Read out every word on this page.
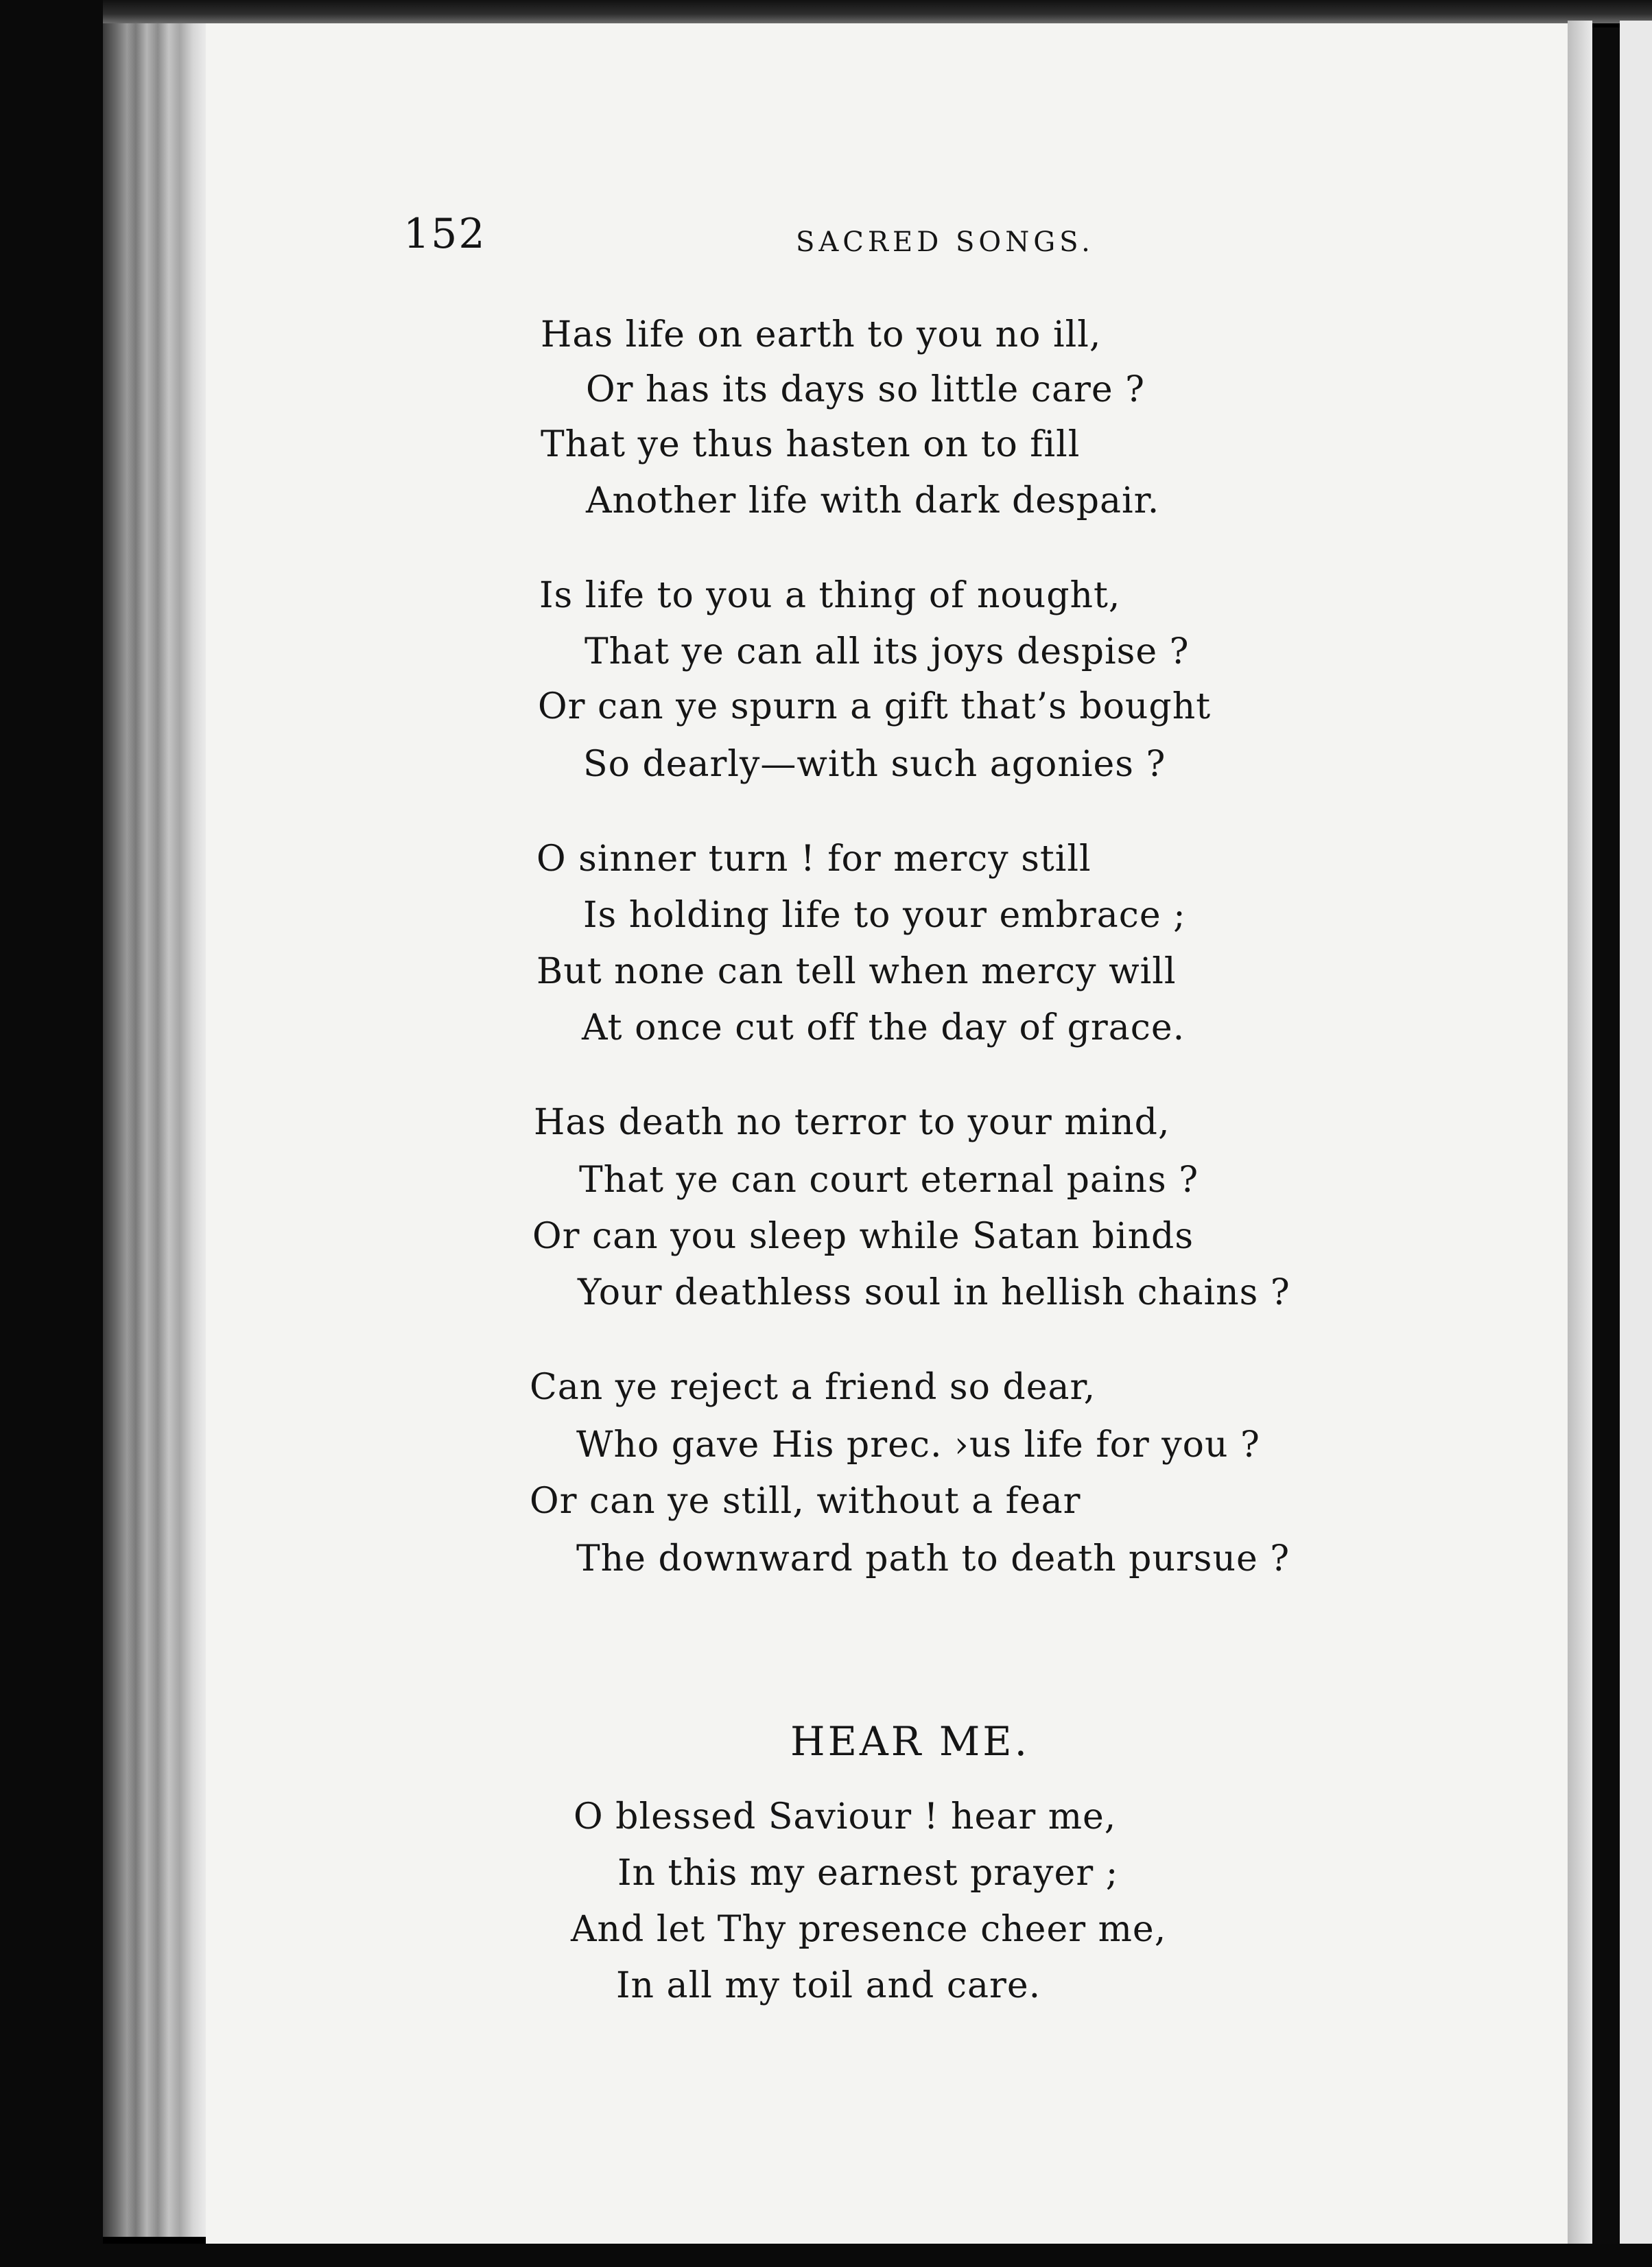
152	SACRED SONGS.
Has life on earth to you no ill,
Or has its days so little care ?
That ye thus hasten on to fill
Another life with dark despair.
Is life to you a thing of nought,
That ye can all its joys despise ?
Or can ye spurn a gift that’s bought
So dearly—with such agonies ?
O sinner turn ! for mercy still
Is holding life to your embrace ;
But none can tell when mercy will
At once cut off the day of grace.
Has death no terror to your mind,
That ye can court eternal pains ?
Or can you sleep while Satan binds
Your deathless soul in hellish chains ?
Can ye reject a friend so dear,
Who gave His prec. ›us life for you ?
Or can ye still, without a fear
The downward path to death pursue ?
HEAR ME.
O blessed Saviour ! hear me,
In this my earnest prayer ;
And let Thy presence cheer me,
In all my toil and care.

---

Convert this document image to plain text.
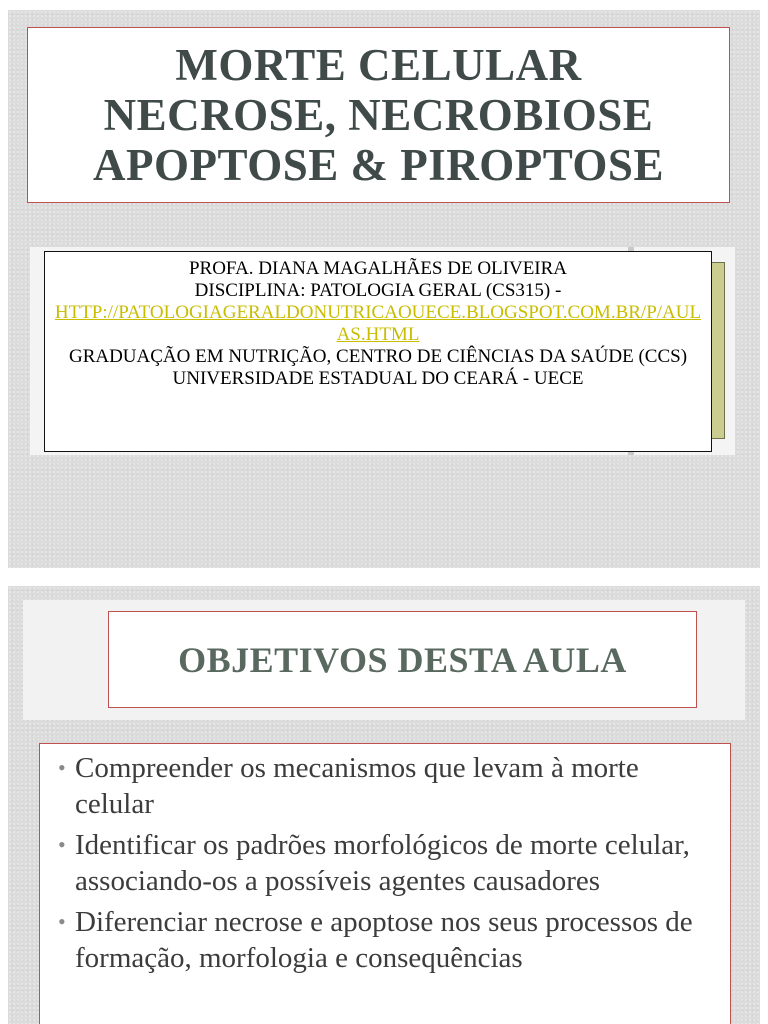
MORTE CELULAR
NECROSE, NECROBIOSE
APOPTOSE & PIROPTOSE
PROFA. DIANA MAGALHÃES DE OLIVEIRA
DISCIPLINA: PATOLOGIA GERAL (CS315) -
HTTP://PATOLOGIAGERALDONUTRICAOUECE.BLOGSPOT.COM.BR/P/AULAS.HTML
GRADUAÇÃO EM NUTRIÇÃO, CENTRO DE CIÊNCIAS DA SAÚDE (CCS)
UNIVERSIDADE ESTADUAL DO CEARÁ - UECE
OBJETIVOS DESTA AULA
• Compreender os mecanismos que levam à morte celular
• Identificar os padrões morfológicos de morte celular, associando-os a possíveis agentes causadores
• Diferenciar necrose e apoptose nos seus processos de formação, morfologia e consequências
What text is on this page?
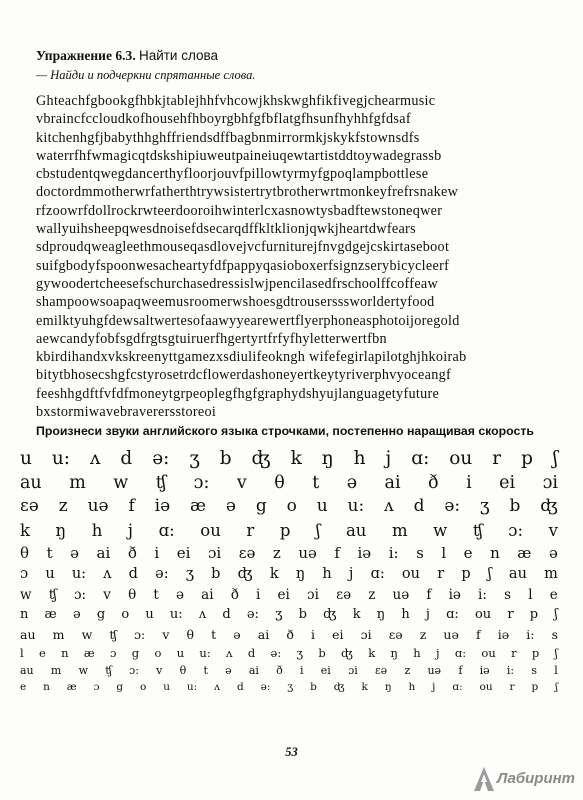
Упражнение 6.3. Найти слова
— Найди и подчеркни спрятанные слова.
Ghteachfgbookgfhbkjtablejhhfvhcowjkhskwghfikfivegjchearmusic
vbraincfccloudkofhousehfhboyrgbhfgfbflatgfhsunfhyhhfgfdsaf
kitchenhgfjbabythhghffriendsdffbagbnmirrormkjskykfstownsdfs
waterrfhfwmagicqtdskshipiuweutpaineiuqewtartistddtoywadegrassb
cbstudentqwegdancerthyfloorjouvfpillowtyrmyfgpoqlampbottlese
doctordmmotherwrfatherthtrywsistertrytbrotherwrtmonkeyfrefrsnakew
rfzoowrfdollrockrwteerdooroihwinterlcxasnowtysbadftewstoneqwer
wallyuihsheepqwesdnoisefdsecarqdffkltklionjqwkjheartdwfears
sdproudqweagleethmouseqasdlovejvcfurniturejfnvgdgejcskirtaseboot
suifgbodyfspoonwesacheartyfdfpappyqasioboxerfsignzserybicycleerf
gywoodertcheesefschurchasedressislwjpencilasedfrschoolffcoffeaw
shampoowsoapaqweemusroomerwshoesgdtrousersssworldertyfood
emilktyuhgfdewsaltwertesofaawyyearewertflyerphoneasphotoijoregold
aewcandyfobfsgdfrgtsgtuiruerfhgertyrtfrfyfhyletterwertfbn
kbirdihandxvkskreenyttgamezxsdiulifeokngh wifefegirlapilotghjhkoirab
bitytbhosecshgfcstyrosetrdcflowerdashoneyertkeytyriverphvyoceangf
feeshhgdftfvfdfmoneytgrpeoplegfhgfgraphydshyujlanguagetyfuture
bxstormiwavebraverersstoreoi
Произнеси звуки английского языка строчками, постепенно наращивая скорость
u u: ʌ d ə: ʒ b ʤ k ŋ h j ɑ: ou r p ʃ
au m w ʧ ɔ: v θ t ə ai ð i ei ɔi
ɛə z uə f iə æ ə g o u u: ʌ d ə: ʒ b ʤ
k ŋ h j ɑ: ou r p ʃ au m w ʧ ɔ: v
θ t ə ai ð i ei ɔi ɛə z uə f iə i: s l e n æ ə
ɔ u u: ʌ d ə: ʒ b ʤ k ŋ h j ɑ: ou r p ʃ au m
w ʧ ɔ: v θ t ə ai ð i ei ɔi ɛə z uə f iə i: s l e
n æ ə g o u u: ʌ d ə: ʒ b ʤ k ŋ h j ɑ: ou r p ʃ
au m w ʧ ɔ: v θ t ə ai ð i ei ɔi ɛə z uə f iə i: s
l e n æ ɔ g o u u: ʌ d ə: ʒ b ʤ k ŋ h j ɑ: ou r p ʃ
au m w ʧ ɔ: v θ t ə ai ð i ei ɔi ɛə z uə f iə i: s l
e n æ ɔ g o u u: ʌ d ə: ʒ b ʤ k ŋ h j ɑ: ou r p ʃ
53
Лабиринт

...

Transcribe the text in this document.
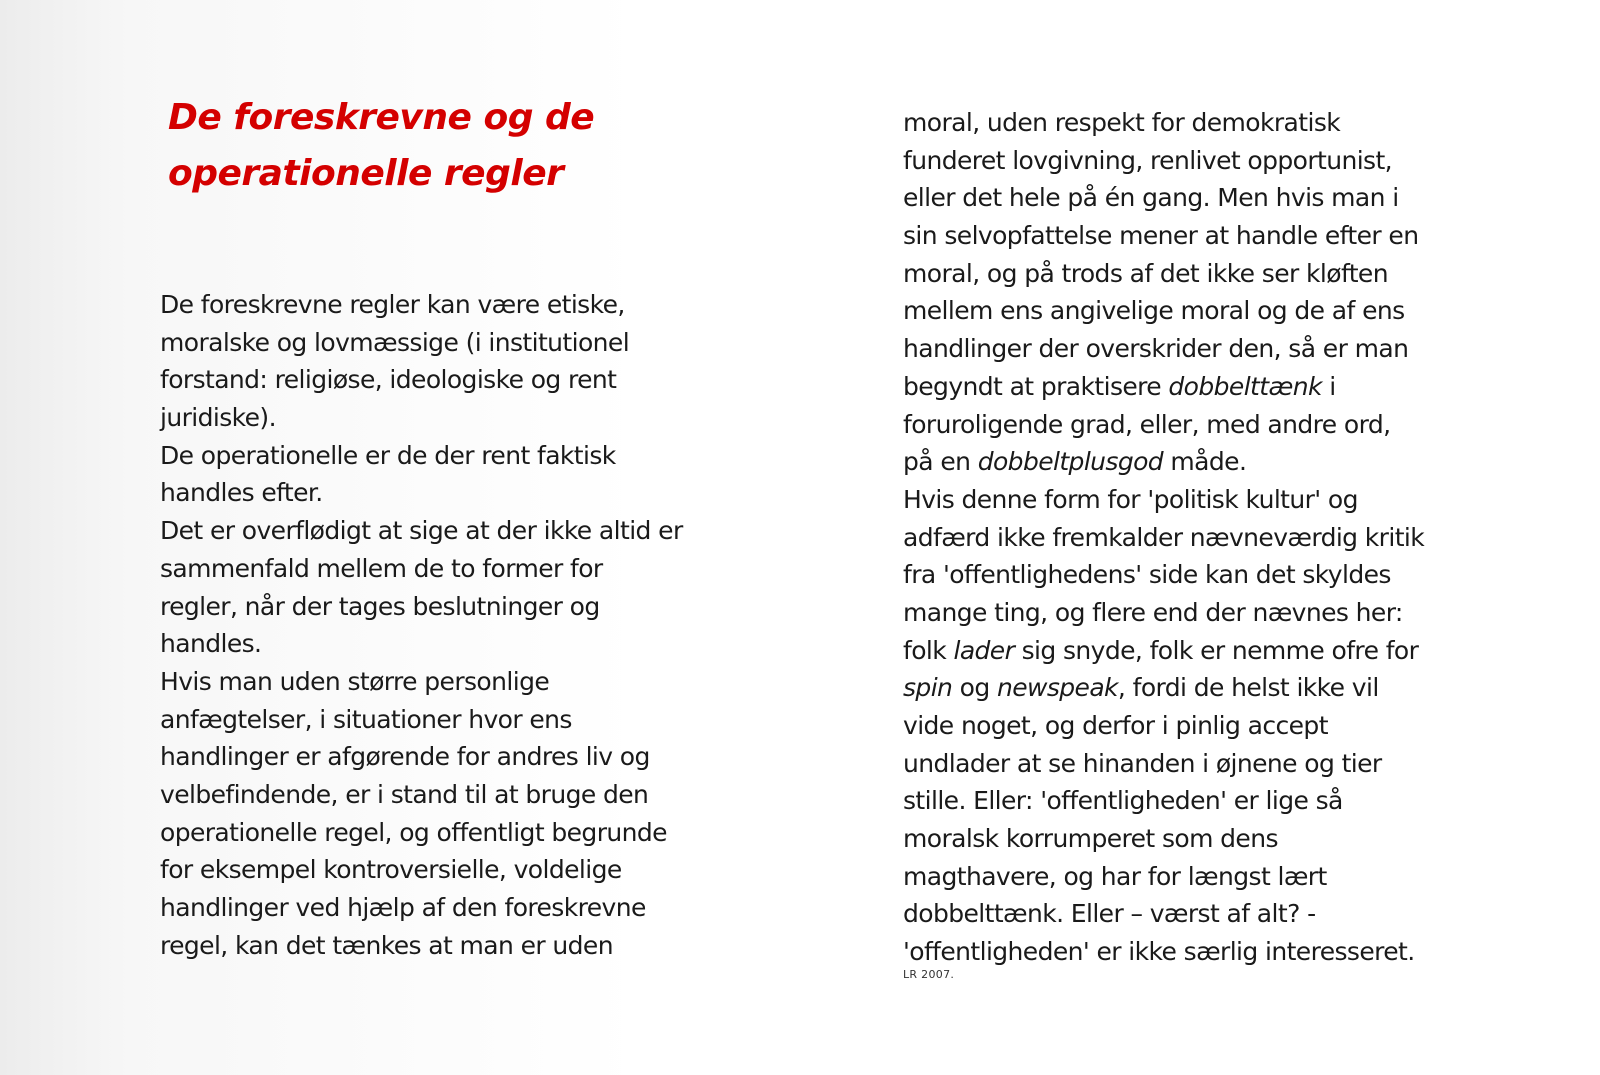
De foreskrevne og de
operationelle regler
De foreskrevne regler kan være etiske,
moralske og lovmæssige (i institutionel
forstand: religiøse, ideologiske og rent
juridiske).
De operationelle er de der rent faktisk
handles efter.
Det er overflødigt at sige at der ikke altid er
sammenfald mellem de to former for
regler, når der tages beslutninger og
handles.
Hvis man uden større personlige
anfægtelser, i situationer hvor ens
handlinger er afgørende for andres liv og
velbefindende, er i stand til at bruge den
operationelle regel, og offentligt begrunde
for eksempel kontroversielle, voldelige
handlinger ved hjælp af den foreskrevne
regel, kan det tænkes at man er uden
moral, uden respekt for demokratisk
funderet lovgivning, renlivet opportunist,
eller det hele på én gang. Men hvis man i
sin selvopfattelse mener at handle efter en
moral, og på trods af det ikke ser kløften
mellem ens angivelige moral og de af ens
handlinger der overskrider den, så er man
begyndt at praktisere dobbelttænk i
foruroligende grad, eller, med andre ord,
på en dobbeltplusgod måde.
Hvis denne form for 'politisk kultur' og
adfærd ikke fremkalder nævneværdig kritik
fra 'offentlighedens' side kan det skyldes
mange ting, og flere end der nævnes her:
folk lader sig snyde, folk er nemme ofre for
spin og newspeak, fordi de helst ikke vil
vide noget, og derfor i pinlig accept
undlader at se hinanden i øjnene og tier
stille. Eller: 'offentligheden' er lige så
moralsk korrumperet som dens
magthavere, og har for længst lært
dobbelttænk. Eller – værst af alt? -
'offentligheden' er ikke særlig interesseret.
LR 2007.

TASK DETAILS:
Read through the data and copy every line where "this" shows up.

RESPONSE:
Read out every word on this page.
In this my earnest prayer ;
Convert this document image to plain text.
What text is on this page?
Transcribe the text in this document.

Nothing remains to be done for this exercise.